> GOAL OF THE EXERCISE: Exactly reproduce the lines that follow.
= = =
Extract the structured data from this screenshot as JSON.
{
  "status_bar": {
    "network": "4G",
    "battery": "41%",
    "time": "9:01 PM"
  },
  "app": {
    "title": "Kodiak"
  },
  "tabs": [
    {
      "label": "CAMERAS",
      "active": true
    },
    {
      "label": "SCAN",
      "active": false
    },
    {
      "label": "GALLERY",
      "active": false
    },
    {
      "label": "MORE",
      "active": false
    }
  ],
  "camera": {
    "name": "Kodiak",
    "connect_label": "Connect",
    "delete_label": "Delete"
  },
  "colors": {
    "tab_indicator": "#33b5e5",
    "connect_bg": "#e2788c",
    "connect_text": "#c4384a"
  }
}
= = =
> OUTPUT:
Extract the structured data from this screenshot as JSON.
{
  "status_bar": {
    "network": "4G",
    "battery": "41%",
    "time": "9:01 PM"
  },
  "app": {
    "title": "Kodiak"
  },
  "tabs": [
    {
      "label": "CAMERAS",
      "active": true
    },
    {
      "label": "SCAN",
      "active": false
    },
    {
      "label": "GALLERY",
      "active": false
    },
    {
      "label": "MORE",
      "active": false
    }
  ],
  "camera": {
    "name": "Kodiak",
    "connect_label": "Connect",
    "delete_label": "Delete"
  },
  "colors": {
    "tab_indicator": "#33b5e5",
    "connect_bg": "#e2788c",
    "connect_text": "#c4384a"
  }
}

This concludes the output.